_YOUR INSTRUCTIONS_
Return each line of the listing that contains the string "screenshot".
** BEGIN PROVIDED ENTRIES **
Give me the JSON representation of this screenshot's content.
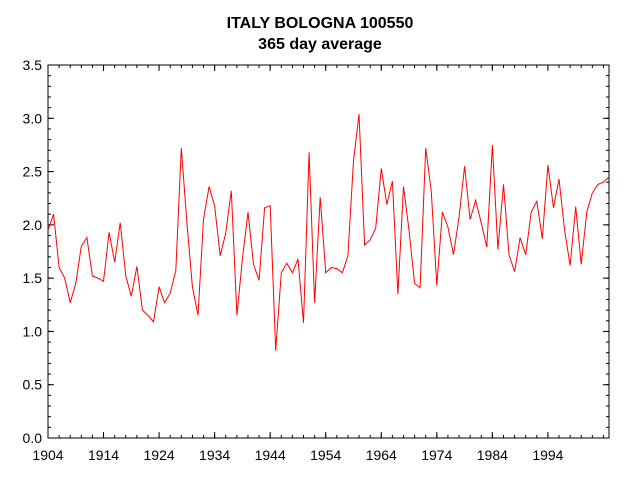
{
  "chart_data": {
    "type": "line",
    "title": "ITALY BOLOGNA 100550",
    "subtitle": "365 day average",
    "xlabel": "",
    "ylabel": "",
    "xlim": [
      1904,
      2005
    ],
    "ylim": [
      0,
      3.5
    ],
    "x_ticks": [
      1904,
      1914,
      1924,
      1934,
      1944,
      1954,
      1964,
      1974,
      1984,
      1994
    ],
    "x_tick_labels": [
      "1904",
      "1914",
      "1924",
      "1934",
      "1944",
      "1954",
      "1964",
      "1974",
      "1984",
      "1994"
    ],
    "y_ticks": [
      0,
      0.5,
      1.0,
      1.5,
      2.0,
      2.5,
      3.0,
      3.5
    ],
    "y_tick_labels": [
      "0.0",
      "0.5",
      "1.0",
      "1.5",
      "2.0",
      "2.5",
      "3.0",
      "3.5"
    ],
    "grid": false,
    "series": [
      {
        "color": "#ff0000",
        "x": [
          1904,
          1905,
          1906,
          1907,
          1908,
          1909,
          1910,
          1911,
          1912,
          1913,
          1914,
          1915,
          1916,
          1917,
          1918,
          1919,
          1920,
          1921,
          1922,
          1923,
          1924,
          1925,
          1926,
          1927,
          1928,
          1929,
          1930,
          1931,
          1932,
          1933,
          1934,
          1935,
          1936,
          1937,
          1938,
          1939,
          1940,
          1941,
          1942,
          1943,
          1944,
          1945,
          1946,
          1947,
          1948,
          1949,
          1950,
          1951,
          1952,
          1953,
          1954,
          1955,
          1956,
          1957,
          1958,
          1959,
          1960,
          1961,
          1962,
          1963,
          1964,
          1965,
          1966,
          1967,
          1968,
          1969,
          1970,
          1971,
          1972,
          1973,
          1974,
          1975,
          1976,
          1977,
          1978,
          1979,
          1980,
          1981,
          1982,
          1983,
          1984,
          1985,
          1986,
          1987,
          1988,
          1989,
          1990,
          1991,
          1992,
          1993,
          1994,
          1995,
          1996,
          1997,
          1998,
          1999,
          2000,
          2001,
          2002,
          2003,
          2004,
          2005
        ],
        "values": [
          1.95,
          2.1,
          1.6,
          1.5,
          1.27,
          1.45,
          1.8,
          1.88,
          1.52,
          1.5,
          1.47,
          1.93,
          1.65,
          2.02,
          1.52,
          1.33,
          1.61,
          1.2,
          1.15,
          1.09,
          1.42,
          1.27,
          1.36,
          1.57,
          2.72,
          2.02,
          1.42,
          1.15,
          2.05,
          2.36,
          2.18,
          1.71,
          1.92,
          2.32,
          1.15,
          1.68,
          2.12,
          1.63,
          1.48,
          2.16,
          2.18,
          0.82,
          1.55,
          1.64,
          1.55,
          1.68,
          1.08,
          2.68,
          1.27,
          2.26,
          1.55,
          1.6,
          1.59,
          1.55,
          1.71,
          2.6,
          3.04,
          1.81,
          1.86,
          1.97,
          2.53,
          2.19,
          2.41,
          1.35,
          2.36,
          1.95,
          1.45,
          1.41,
          2.72,
          2.31,
          1.43,
          2.12,
          1.98,
          1.72,
          2.07,
          2.55,
          2.05,
          2.23,
          2.02,
          1.79,
          2.75,
          1.77,
          2.38,
          1.72,
          1.56,
          1.88,
          1.72,
          2.12,
          2.22,
          1.87,
          2.56,
          2.16,
          2.43,
          1.95,
          1.62,
          2.17,
          1.63,
          2.12,
          2.3,
          2.38,
          2.4,
          2.45
        ]
      }
    ],
    "plot_background": "#ffffff",
    "axis_color": "#000000"
  }
}
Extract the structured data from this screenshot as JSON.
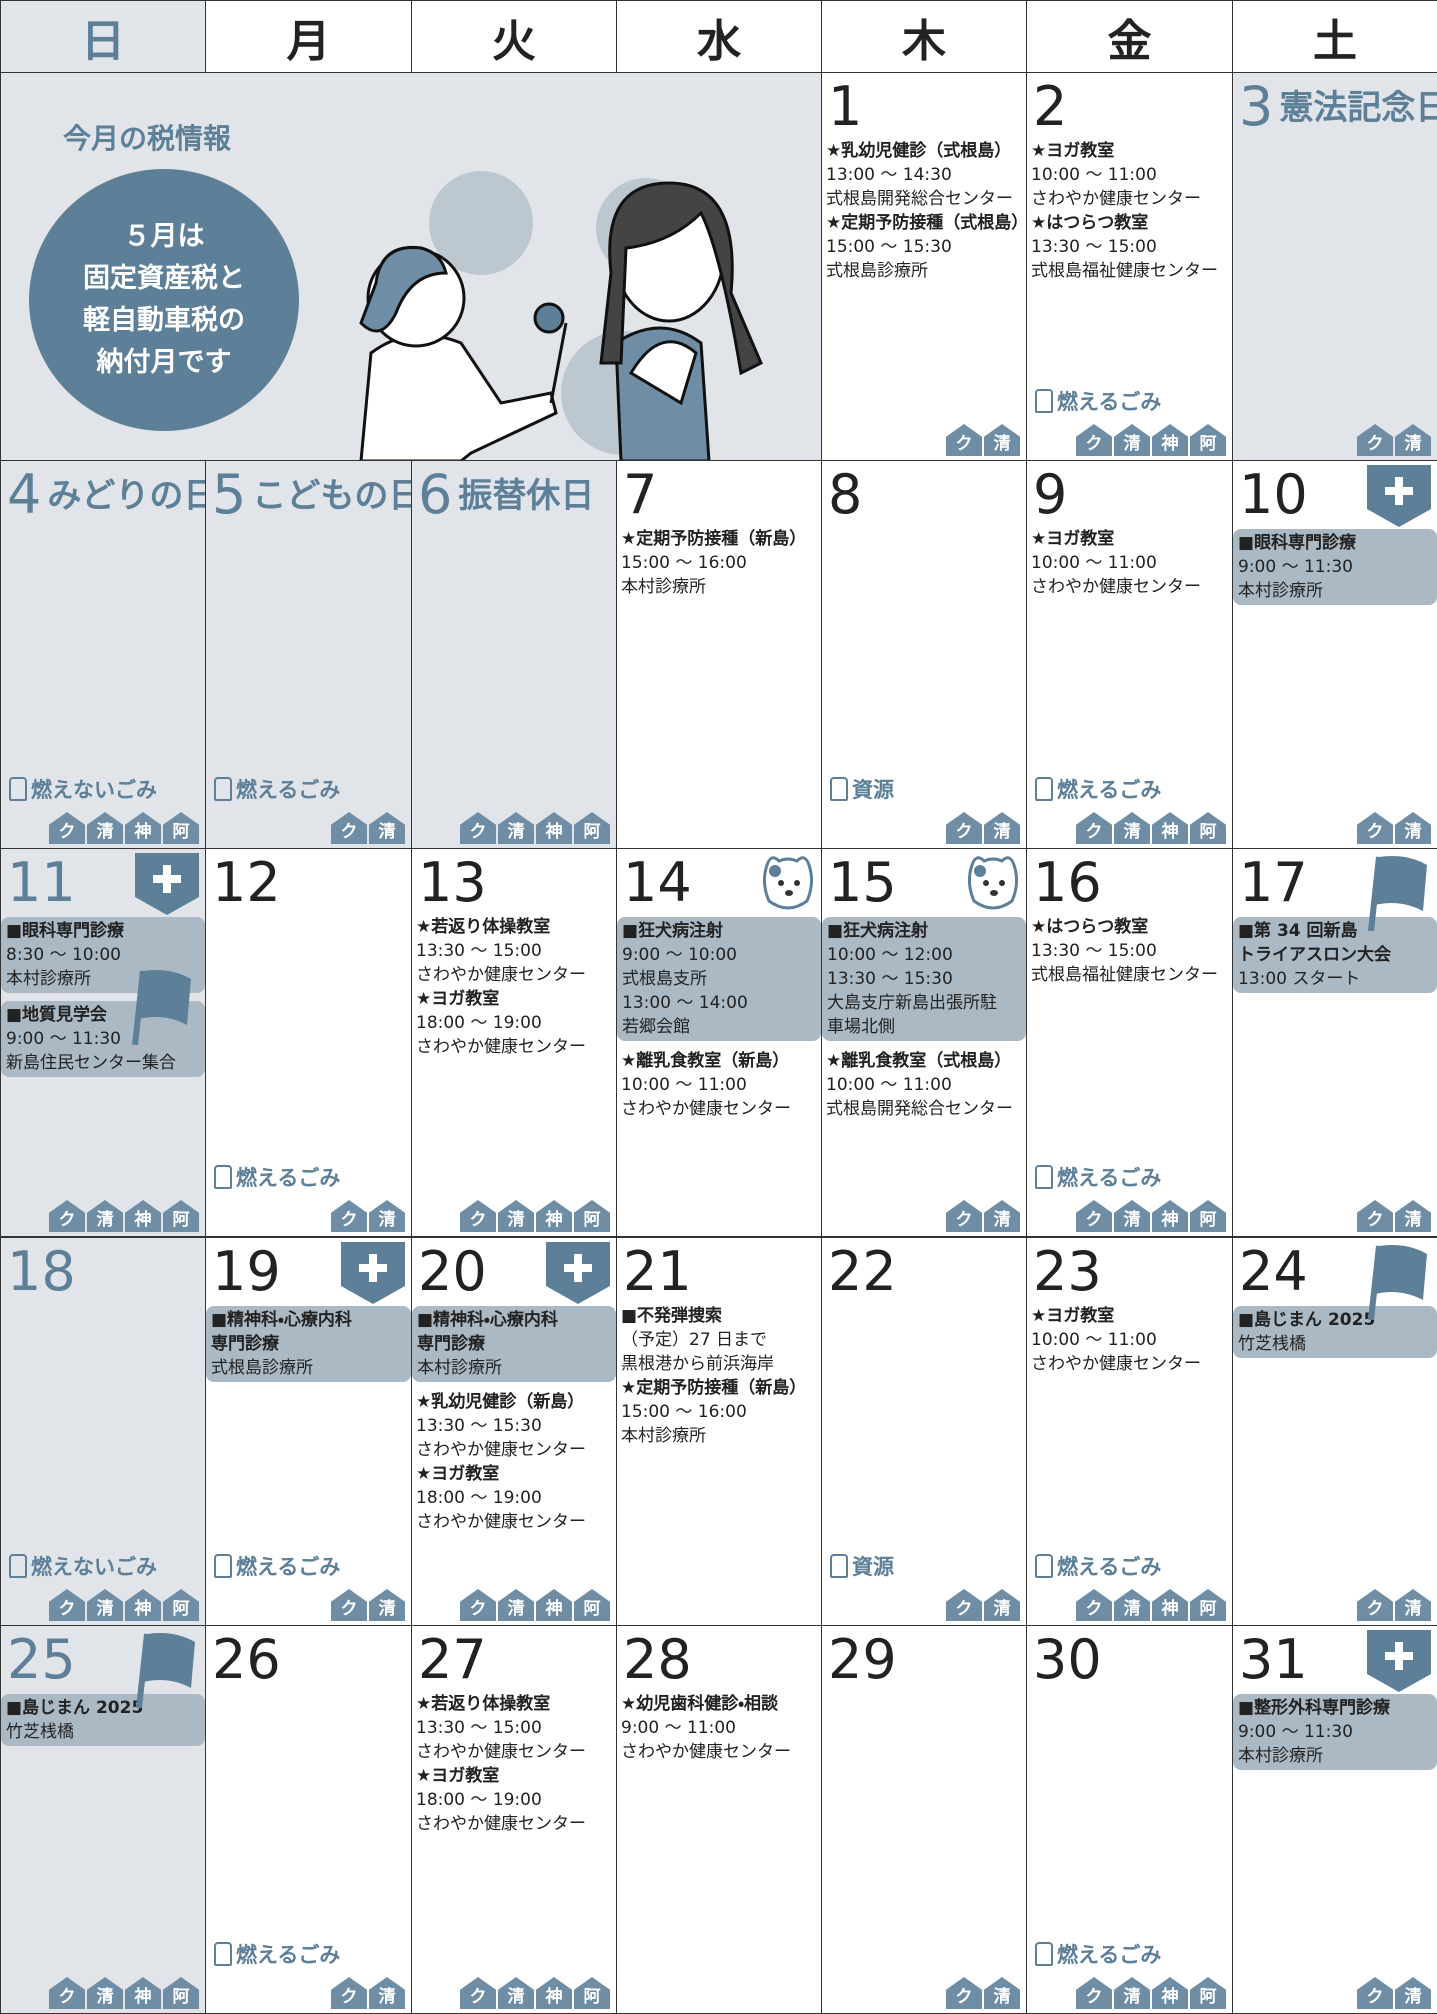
{
  "headers": [
    "日",
    "月",
    "火",
    "水",
    "木",
    "金",
    "土"
  ],
  "tax": {
    "title": "今月の税情報",
    "lines": [
      "５月は",
      "固定資産税と",
      "軽自動車税の",
      "納付月です"
    ]
  },
  "days": [
    {
      "date": "1",
      "events": [
        {
          "title": "★乳幼児健診（式根島）",
          "lines": [
            "13:00 〜 14:30",
            "式根島開発総合センター"
          ]
        },
        {
          "title": "★定期予防接種（式根島）",
          "lines": [
            "15:00 〜 15:30",
            "式根島診療所"
          ]
        }
      ],
      "areas": [
        "ク",
        "清"
      ]
    },
    {
      "date": "2",
      "events": [
        {
          "title": "★ヨガ教室",
          "lines": [
            "10:00 〜 11:00",
            "さわやか健康センター"
          ]
        },
        {
          "title": "★はつらつ教室",
          "lines": [
            "13:30 〜 15:00",
            "式根島福祉健康センター"
          ]
        }
      ],
      "garbage": "燃えるごみ",
      "areas": [
        "ク",
        "清",
        "神",
        "阿"
      ]
    },
    {
      "date": "3",
      "holiday": "憲法記念日",
      "events": [],
      "areas": [
        "ク",
        "清"
      ]
    },
    {
      "date": "4",
      "holiday": "みどりの日",
      "events": [],
      "garbage": "燃えないごみ",
      "areas": [
        "ク",
        "清",
        "神",
        "阿"
      ]
    },
    {
      "date": "5",
      "holiday": "こどもの日",
      "events": [],
      "garbage": "燃えるごみ",
      "areas": [
        "ク",
        "清"
      ]
    },
    {
      "date": "6",
      "holiday": "振替休日",
      "events": [],
      "areas": [
        "ク",
        "清",
        "神",
        "阿"
      ]
    },
    {
      "date": "7",
      "events": [
        {
          "title": "★定期予防接種（新島）",
          "lines": [
            "15:00 〜 16:00",
            "本村診療所"
          ]
        }
      ],
      "areas": []
    },
    {
      "date": "8",
      "events": [],
      "garbage": "資源",
      "areas": [
        "ク",
        "清"
      ]
    },
    {
      "date": "9",
      "events": [
        {
          "title": "★ヨガ教室",
          "lines": [
            "10:00 〜 11:00",
            "さわやか健康センター"
          ]
        }
      ],
      "garbage": "燃えるごみ",
      "areas": [
        "ク",
        "清",
        "神",
        "阿"
      ]
    },
    {
      "date": "10",
      "events": [
        {
          "title": "■眼科専門診療",
          "lines": [
            "9:00 〜 11:30",
            "本村診療所"
          ],
          "boxed": true,
          "icon": "plus"
        }
      ],
      "areas": [
        "ク",
        "清"
      ]
    },
    {
      "date": "11",
      "events": [
        {
          "title": "■眼科専門診療",
          "lines": [
            "8:30 〜 10:00",
            "本村診療所"
          ],
          "boxed": true,
          "icon": "plus"
        },
        {
          "title": "■地質見学会",
          "lines": [
            "9:00 〜 11:30",
            "新島住民センター集合"
          ],
          "boxed": true,
          "icon": "flag"
        }
      ],
      "areas": [
        "ク",
        "清",
        "神",
        "阿"
      ]
    },
    {
      "date": "12",
      "events": [],
      "garbage": "燃えるごみ",
      "areas": [
        "ク",
        "清"
      ]
    },
    {
      "date": "13",
      "events": [
        {
          "title": "★若返り体操教室",
          "lines": [
            "13:30 〜 15:00",
            "さわやか健康センター"
          ]
        },
        {
          "title": "★ヨガ教室",
          "lines": [
            "18:00 〜 19:00",
            "さわやか健康センター"
          ]
        }
      ],
      "areas": [
        "ク",
        "清",
        "神",
        "阿"
      ]
    },
    {
      "date": "14",
      "events": [
        {
          "title": "■狂犬病注射",
          "lines": [
            "9:00 〜 10:00",
            "式根島支所",
            "13:00 〜 14:00",
            "若郷会館"
          ],
          "boxed": true,
          "icon": "dog"
        },
        {
          "title": "★離乳食教室（新島）",
          "lines": [
            "10:00 〜 11:00",
            "さわやか健康センター"
          ]
        }
      ],
      "areas": []
    },
    {
      "date": "15",
      "events": [
        {
          "title": "■狂犬病注射",
          "lines": [
            "10:00 〜 12:00",
            "13:30 〜 15:30",
            "大島支庁新島出張所駐",
            "車場北側"
          ],
          "boxed": true,
          "icon": "dog"
        },
        {
          "title": "★離乳食教室（式根島）",
          "lines": [
            "10:00 〜 11:00",
            "式根島開発総合センター"
          ]
        }
      ],
      "areas": [
        "ク",
        "清"
      ]
    },
    {
      "date": "16",
      "events": [
        {
          "title": "★はつらつ教室",
          "lines": [
            "13:30 〜 15:00",
            "式根島福祉健康センター"
          ]
        }
      ],
      "garbage": "燃えるごみ",
      "areas": [
        "ク",
        "清",
        "神",
        "阿"
      ]
    },
    {
      "date": "17",
      "events": [
        {
          "title": [
            "■第 34 回新島",
            "トライアスロン大会"
          ],
          "lines": [
            "13:00 スタート"
          ],
          "boxed": true,
          "icon": "flag"
        }
      ],
      "areas": [
        "ク",
        "清"
      ]
    },
    {
      "date": "18",
      "events": [],
      "garbage": "燃えないごみ",
      "areas": [
        "ク",
        "清",
        "神",
        "阿"
      ]
    },
    {
      "date": "19",
      "events": [
        {
          "title": [
            "■精神科・心療内科",
            "専門診療"
          ],
          "lines": [
            "式根島診療所"
          ],
          "boxed": true,
          "icon": "plus"
        }
      ],
      "garbage": "燃えるごみ",
      "areas": [
        "ク",
        "清"
      ]
    },
    {
      "date": "20",
      "events": [
        {
          "title": [
            "■精神科・心療内科",
            "専門診療"
          ],
          "lines": [
            "本村診療所"
          ],
          "boxed": true,
          "icon": "plus"
        },
        {
          "title": "★乳幼児健診（新島）",
          "lines": [
            "13:30 〜 15:30",
            "さわやか健康センター"
          ]
        },
        {
          "title": "★ヨガ教室",
          "lines": [
            "18:00 〜 19:00",
            "さわやか健康センター"
          ]
        }
      ],
      "areas": [
        "ク",
        "清",
        "神",
        "阿"
      ]
    },
    {
      "date": "21",
      "events": [
        {
          "title": "■不発弾捜索",
          "lines": [
            "（予定）27 日まで",
            "黒根港から前浜海岸"
          ]
        },
        {
          "title": "★定期予防接種（新島）",
          "lines": [
            "15:00 〜 16:00",
            "本村診療所"
          ]
        }
      ],
      "areas": []
    },
    {
      "date": "22",
      "events": [],
      "garbage": "資源",
      "areas": [
        "ク",
        "清"
      ]
    },
    {
      "date": "23",
      "events": [
        {
          "title": "★ヨガ教室",
          "lines": [
            "10:00 〜 11:00",
            "さわやか健康センター"
          ]
        }
      ],
      "garbage": "燃えるごみ",
      "areas": [
        "ク",
        "清",
        "神",
        "阿"
      ]
    },
    {
      "date": "24",
      "events": [
        {
          "title": "■島じまん 2025",
          "lines": [
            "竹芝桟橋"
          ],
          "boxed": true,
          "icon": "flag"
        }
      ],
      "areas": [
        "ク",
        "清"
      ]
    },
    {
      "date": "25",
      "events": [
        {
          "title": "■島じまん 2025",
          "lines": [
            "竹芝桟橋"
          ],
          "boxed": true,
          "icon": "flag"
        }
      ],
      "areas": [
        "ク",
        "清",
        "神",
        "阿"
      ]
    },
    {
      "date": "26",
      "events": [],
      "garbage": "燃えるごみ",
      "areas": [
        "ク",
        "清"
      ]
    },
    {
      "date": "27",
      "events": [
        {
          "title": "★若返り体操教室",
          "lines": [
            "13:30 〜 15:00",
            "さわやか健康センター"
          ]
        },
        {
          "title": "★ヨガ教室",
          "lines": [
            "18:00 〜 19:00",
            "さわやか健康センター"
          ]
        }
      ],
      "areas": [
        "ク",
        "清",
        "神",
        "阿"
      ]
    },
    {
      "date": "28",
      "events": [
        {
          "title": "★幼児歯科健診・相談",
          "lines": [
            "9:00 〜 11:00",
            "さわやか健康センター"
          ]
        }
      ],
      "areas": []
    },
    {
      "date": "29",
      "events": [],
      "areas": [
        "ク",
        "清"
      ]
    },
    {
      "date": "30",
      "events": [],
      "garbage": "燃えるごみ",
      "areas": [
        "ク",
        "清",
        "神",
        "阿"
      ]
    },
    {
      "date": "31",
      "events": [
        {
          "title": "■整形外科専門診療",
          "lines": [
            "9:00 〜 11:30",
            "本村診療所"
          ],
          "boxed": true,
          "icon": "plus"
        }
      ],
      "areas": [
        "ク",
        "清"
      ]
    }
  ]
}
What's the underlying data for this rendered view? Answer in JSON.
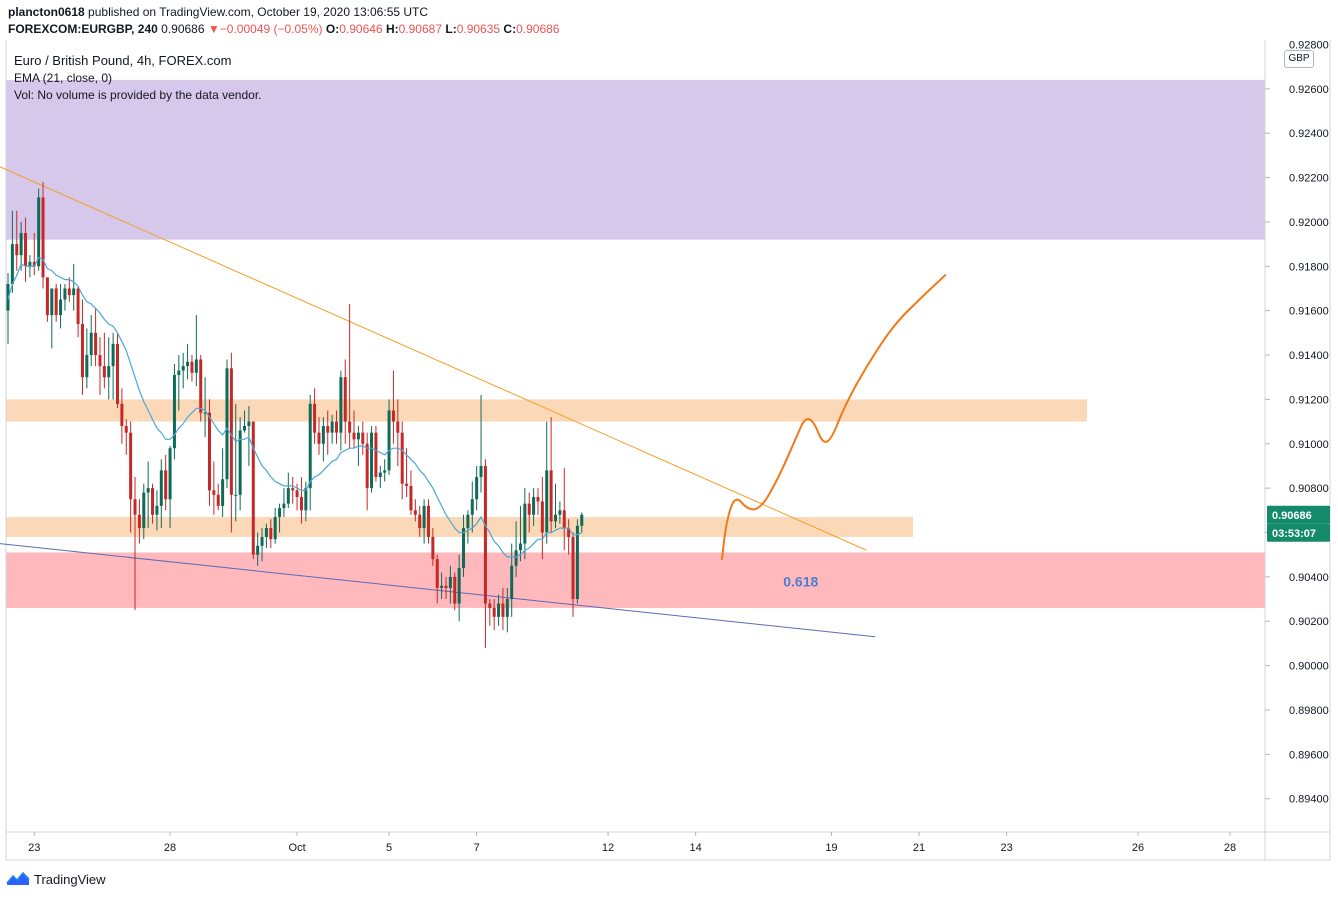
** END PROVIDED ENTRIES **
_RESULT OF THIS TASK_
Give me the JSON representation of this screenshot's content.
Extract the structured data from this screenshot as JSON.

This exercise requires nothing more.